--- Begin Stored data ---

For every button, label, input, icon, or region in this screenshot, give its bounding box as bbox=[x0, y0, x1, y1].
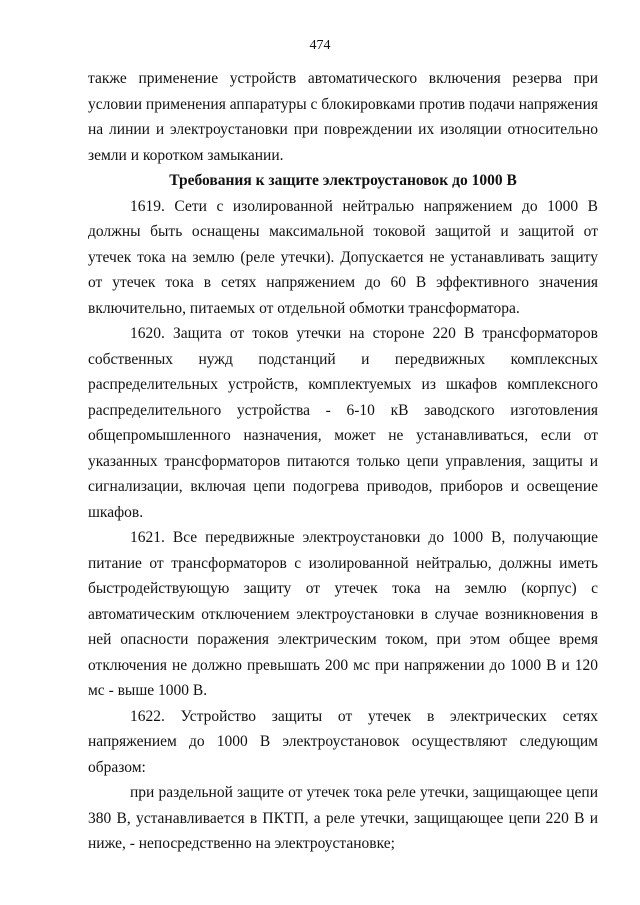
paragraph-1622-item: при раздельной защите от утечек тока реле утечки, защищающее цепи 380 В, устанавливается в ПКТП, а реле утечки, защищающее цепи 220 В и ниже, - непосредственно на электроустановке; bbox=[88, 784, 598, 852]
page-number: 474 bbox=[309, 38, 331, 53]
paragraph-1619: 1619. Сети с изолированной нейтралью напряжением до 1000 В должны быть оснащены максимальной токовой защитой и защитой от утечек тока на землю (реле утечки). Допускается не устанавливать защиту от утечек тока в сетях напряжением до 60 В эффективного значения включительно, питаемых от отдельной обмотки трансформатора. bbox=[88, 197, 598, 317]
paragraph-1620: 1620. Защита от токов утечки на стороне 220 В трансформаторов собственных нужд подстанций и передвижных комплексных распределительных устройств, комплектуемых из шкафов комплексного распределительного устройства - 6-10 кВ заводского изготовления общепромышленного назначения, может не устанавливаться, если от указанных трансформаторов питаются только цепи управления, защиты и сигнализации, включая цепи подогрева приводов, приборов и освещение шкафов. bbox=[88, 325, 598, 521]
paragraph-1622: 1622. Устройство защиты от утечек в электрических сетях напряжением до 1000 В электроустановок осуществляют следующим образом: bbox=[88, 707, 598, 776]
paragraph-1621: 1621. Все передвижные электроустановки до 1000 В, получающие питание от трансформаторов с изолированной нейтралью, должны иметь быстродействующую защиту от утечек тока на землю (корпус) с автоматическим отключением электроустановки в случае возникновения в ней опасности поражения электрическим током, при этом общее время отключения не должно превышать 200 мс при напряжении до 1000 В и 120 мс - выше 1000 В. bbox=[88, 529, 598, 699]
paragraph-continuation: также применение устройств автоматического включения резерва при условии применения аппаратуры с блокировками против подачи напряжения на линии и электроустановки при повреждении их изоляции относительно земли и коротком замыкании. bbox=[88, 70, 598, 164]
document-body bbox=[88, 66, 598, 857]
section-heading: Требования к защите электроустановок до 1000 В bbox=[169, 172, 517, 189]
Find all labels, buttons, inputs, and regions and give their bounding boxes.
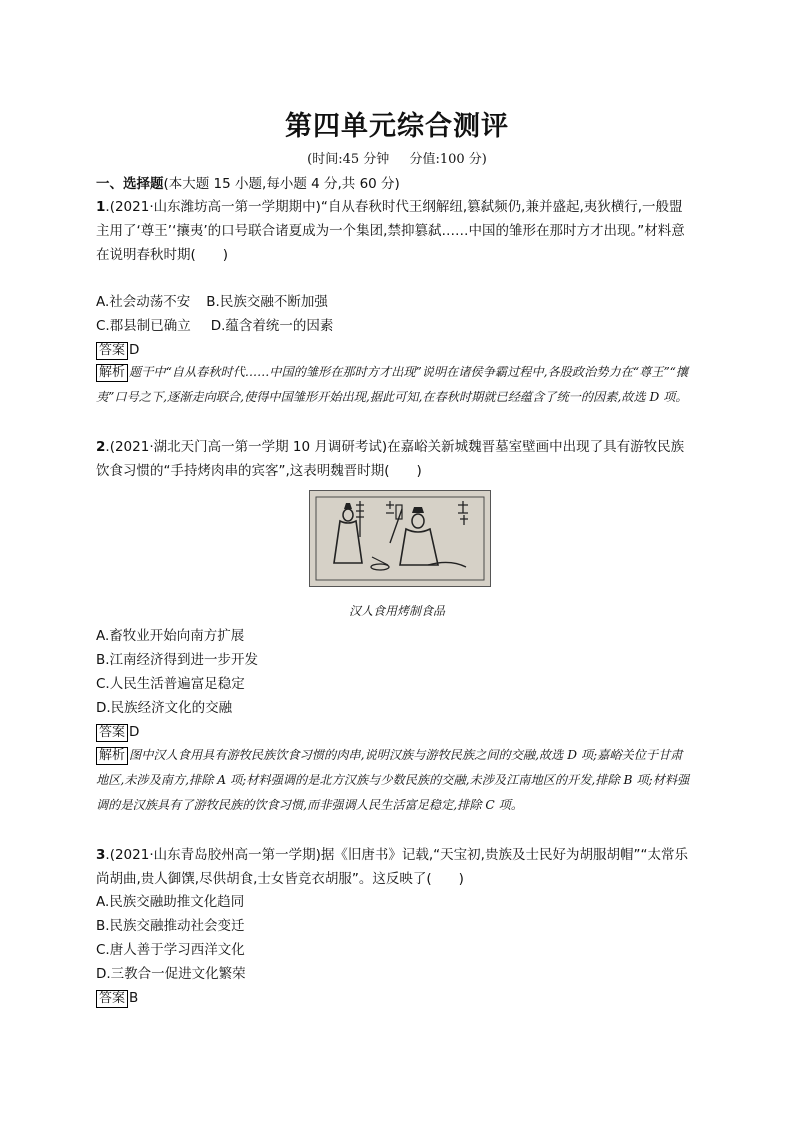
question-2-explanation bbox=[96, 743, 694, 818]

--- End Stored data ---

Task description:
Copy every line of the listings above character for character, but leave out the pictures.

Exercise solution:
For every button, label, input, icon, or region in this screenshot, give its bounding box as bbox=[x0, y0, x1, y1].
paragraph-1622-item: при раздельной защите от утечек тока реле утечки, защищающее цепи 380 В, устанавливается в ПКТП, а реле утечки, защищающее цепи 220 В и ниже, - непосредственно на электроустановке; bbox=[88, 784, 598, 852]
page-number: 474 bbox=[309, 38, 331, 53]
paragraph-1619: 1619. Сети с изолированной нейтралью напряжением до 1000 В должны быть оснащены максимальной токовой защитой и защитой от утечек тока на землю (реле утечки). Допускается не устанавливать защиту от утечек тока в сетях напряжением до 60 В эффективного значения включительно, питаемых от отдельной обмотки трансформатора. bbox=[88, 197, 598, 317]
paragraph-1620: 1620. Защита от токов утечки на стороне 220 В трансформаторов собственных нужд подстанций и передвижных комплексных распределительных устройств, комплектуемых из шкафов комплексного распределительного устройства - 6-10 кВ заводского изготовления общепромышленного назначения, может не устанавливаться, если от указанных трансформаторов питаются только цепи управления, защиты и сигнализации, включая цепи подогрева приводов, приборов и освещение шкафов. bbox=[88, 325, 598, 521]
paragraph-1622: 1622. Устройство защиты от утечек в электрических сетях напряжением до 1000 В электроустановок осуществляют следующим образом: bbox=[88, 707, 598, 776]
paragraph-1621: 1621. Все передвижные электроустановки до 1000 В, получающие питание от трансформаторов с изолированной нейтралью, должны иметь быстродействующую защиту от утечек тока на землю (корпус) с автоматическим отключением электроустановки в случае возникновения в ней опасности поражения электрическим током, при этом общее время отключения не должно превышать 200 мс при напряжении до 1000 В и 120 мс - выше 1000 В. bbox=[88, 529, 598, 699]
paragraph-continuation: также применение устройств автоматического включения резерва при условии применения аппаратуры с блокировками против подачи напряжения на линии и электроустановки при повреждении их изоляции относительно земли и коротком замыкании. bbox=[88, 70, 598, 164]
document-body bbox=[88, 66, 598, 857]
section-heading: Требования к защите электроустановок до 1000 В bbox=[169, 172, 517, 189]
Find all labels, buttons, inputs, and regions and give their bounding boxes.
question-2-explanation bbox=[96, 743, 694, 818]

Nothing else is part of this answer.